— The task —
Reproduce the following lines verbatim, all of them.

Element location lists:
** Begin **
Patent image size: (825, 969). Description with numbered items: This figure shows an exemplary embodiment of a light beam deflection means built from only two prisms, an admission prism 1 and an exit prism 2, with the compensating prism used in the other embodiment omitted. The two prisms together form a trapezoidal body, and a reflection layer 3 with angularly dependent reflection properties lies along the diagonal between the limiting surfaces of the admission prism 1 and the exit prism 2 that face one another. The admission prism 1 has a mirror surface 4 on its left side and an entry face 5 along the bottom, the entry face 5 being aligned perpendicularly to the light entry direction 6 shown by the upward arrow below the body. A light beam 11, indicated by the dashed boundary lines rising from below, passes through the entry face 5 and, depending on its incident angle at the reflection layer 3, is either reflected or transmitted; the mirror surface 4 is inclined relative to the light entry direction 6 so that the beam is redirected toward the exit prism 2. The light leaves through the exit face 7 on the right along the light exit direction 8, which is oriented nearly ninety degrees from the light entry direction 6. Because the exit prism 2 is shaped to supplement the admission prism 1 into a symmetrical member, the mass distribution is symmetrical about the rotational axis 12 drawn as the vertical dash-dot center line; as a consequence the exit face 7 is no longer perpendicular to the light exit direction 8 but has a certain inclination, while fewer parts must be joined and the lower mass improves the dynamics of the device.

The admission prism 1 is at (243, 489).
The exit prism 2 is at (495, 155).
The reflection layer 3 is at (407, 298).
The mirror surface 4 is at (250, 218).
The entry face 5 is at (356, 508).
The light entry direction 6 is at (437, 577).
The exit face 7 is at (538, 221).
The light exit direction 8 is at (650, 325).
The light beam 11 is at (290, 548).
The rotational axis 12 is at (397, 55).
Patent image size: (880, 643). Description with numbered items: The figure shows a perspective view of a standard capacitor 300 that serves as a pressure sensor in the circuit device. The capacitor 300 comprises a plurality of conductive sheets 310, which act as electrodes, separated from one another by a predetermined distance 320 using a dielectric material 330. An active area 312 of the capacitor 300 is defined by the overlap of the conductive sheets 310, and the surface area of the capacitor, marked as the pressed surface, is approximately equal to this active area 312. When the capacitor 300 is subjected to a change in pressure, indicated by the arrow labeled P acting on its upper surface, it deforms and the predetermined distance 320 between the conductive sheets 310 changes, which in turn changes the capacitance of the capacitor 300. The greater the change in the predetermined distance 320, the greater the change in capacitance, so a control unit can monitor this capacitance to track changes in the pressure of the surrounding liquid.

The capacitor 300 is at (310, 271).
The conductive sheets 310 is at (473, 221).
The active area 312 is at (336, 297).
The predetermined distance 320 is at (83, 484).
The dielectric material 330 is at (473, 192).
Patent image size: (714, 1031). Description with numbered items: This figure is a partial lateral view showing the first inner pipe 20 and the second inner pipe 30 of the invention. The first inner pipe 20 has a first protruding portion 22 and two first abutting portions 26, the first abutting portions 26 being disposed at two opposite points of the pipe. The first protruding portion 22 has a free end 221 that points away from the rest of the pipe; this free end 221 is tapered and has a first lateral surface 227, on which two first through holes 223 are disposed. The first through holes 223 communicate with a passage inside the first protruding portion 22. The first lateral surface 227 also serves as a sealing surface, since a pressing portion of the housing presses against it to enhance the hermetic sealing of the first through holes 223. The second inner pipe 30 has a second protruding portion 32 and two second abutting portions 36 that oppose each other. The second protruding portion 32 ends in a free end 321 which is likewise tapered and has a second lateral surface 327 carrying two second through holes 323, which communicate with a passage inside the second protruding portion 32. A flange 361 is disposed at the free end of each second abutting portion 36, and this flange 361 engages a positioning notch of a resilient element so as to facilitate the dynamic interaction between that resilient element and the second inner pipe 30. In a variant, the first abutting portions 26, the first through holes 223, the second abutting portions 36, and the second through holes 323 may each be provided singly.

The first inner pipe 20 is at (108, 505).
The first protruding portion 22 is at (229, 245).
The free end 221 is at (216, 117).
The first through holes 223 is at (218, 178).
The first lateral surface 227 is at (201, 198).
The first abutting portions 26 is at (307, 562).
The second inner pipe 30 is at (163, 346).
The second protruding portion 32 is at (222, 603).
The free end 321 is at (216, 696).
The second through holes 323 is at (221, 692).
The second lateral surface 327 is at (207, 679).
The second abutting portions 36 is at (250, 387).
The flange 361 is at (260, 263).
** End **
— The output —
Patent image size: (825, 969). Description with numbered items: This figure shows an exemplary embodiment of a light beam deflection means built from only two prisms, an admission prism 1 and an exit prism 2, with the compensating prism used in the other embodiment omitted. The two prisms together form a trapezoidal body, and a reflection layer 3 with angularly dependent reflection properties lies along the diagonal between the limiting surfaces of the admission prism 1 and the exit prism 2 that face one another. The admission prism 1 has a mirror surface 4 on its left side and an entry face 5 along the bottom, the entry face 5 being aligned perpendicularly to the light entry direction 6 shown by the upward arrow below the body. A light beam 11, indicated by the dashed boundary lines rising from below, passes through the entry face 5 and, depending on its incident angle at the reflection layer 3, is either reflected or transmitted; the mirror surface 4 is inclined relative to the light entry direction 6 so that the beam is redirected toward the exit prism 2. The light leaves through the exit face 7 on the right along the light exit direction 8, which is oriented nearly ninety degrees from the light entry direction 6. Because the exit prism 2 is shaped to supplement the admission prism 1 into a symmetrical member, the mass distribution is symmetrical about the rotational axis 12 drawn as the vertical dash-dot center line; as a consequence the exit face 7 is no longer perpendicular to the light exit direction 8 but has a certain inclination, while fewer parts must be joined and the lower mass improves the dynamics of the device.

The admission prism 1 is at (243, 489).
The exit prism 2 is at (495, 155).
The reflection layer 3 is at (407, 298).
The mirror surface 4 is at (250, 218).
The entry face 5 is at (356, 508).
The light entry direction 6 is at (437, 577).
The exit face 7 is at (538, 221).
The light exit direction 8 is at (650, 325).
The light beam 11 is at (290, 548).
The rotational axis 12 is at (397, 55).
Patent image size: (880, 643). Description with numbered items: The figure shows a perspective view of a standard capacitor 300 that serves as a pressure sensor in the circuit device. The capacitor 300 comprises a plurality of conductive sheets 310, which act as electrodes, separated from one another by a predetermined distance 320 using a dielectric material 330. An active area 312 of the capacitor 300 is defined by the overlap of the conductive sheets 310, and the surface area of the capacitor, marked as the pressed surface, is approximately equal to this active area 312. When the capacitor 300 is subjected to a change in pressure, indicated by the arrow labeled P acting on its upper surface, it deforms and the predetermined distance 320 between the conductive sheets 310 changes, which in turn changes the capacitance of the capacitor 300. The greater the change in the predetermined distance 320, the greater the change in capacitance, so a control unit can monitor this capacitance to track changes in the pressure of the surrounding liquid.

The capacitor 300 is at (310, 271).
The conductive sheets 310 is at (473, 221).
The active area 312 is at (336, 297).
The predetermined distance 320 is at (83, 484).
The dielectric material 330 is at (473, 192).
Patent image size: (714, 1031). Description with numbered items: This figure is a partial lateral view showing the first inner pipe 20 and the second inner pipe 30 of the invention. The first inner pipe 20 has a first protruding portion 22 and two first abutting portions 26, the first abutting portions 26 being disposed at two opposite points of the pipe. The first protruding portion 22 has a free end 221 that points away from the rest of the pipe; this free end 221 is tapered and has a first lateral surface 227, on which two first through holes 223 are disposed. The first through holes 223 communicate with a passage inside the first protruding portion 22. The first lateral surface 227 also serves as a sealing surface, since a pressing portion of the housing presses against it to enhance the hermetic sealing of the first through holes 223. The second inner pipe 30 has a second protruding portion 32 and two second abutting portions 36 that oppose each other. The second protruding portion 32 ends in a free end 321 which is likewise tapered and has a second lateral surface 327 carrying two second through holes 323, which communicate with a passage inside the second protruding portion 32. A flange 361 is disposed at the free end of each second abutting portion 36, and this flange 361 engages a positioning notch of a resilient element so as to facilitate the dynamic interaction between that resilient element and the second inner pipe 30. In a variant, the first abutting portions 26, the first through holes 223, the second abutting portions 36, and the second through holes 323 may each be provided singly.

The first inner pipe 20 is at (108, 505).
The first protruding portion 22 is at (229, 245).
The free end 221 is at (216, 117).
The first through holes 223 is at (218, 178).
The first lateral surface 227 is at (201, 198).
The first abutting portions 26 is at (307, 562).
The second inner pipe 30 is at (163, 346).
The second protruding portion 32 is at (222, 603).
The free end 321 is at (216, 696).
The second through holes 323 is at (221, 692).
The second lateral surface 327 is at (207, 679).
The second abutting portions 36 is at (250, 387).
The flange 361 is at (260, 263).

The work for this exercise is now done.